-- Data for processing --

------------------------

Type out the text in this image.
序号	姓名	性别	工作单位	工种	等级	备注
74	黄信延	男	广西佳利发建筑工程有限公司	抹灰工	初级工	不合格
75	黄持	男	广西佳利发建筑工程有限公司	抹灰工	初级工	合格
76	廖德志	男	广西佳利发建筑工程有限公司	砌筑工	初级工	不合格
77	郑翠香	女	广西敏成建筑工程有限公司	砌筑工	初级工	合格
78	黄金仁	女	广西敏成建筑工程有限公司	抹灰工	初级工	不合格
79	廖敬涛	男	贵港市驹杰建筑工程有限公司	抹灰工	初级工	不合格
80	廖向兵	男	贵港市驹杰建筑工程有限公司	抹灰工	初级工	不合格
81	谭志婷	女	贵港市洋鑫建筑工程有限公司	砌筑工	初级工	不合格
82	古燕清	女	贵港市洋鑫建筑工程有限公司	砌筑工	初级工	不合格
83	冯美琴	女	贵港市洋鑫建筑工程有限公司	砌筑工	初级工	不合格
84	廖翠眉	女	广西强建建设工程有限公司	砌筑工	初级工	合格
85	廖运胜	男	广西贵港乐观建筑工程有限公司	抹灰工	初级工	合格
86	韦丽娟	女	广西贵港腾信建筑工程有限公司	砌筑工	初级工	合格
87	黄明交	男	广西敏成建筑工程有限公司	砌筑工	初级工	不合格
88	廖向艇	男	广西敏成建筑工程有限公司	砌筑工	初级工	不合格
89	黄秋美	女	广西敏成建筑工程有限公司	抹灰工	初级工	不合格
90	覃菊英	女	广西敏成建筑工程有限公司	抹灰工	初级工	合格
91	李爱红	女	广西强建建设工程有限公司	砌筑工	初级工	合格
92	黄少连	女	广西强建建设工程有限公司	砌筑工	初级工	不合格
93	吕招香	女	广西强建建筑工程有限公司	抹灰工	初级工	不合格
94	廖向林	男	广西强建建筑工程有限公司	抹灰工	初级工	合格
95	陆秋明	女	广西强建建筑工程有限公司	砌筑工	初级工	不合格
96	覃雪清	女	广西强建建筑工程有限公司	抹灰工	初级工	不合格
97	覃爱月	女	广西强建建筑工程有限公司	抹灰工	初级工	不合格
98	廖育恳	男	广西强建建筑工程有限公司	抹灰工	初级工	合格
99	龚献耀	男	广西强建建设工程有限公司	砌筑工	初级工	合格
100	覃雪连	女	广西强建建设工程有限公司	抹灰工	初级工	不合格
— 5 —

------------------------

-- Task to carry out --
Say how many lines contain "广西佳利发建筑工程有限公司", and give nothing but that number.

-- Expected output --
3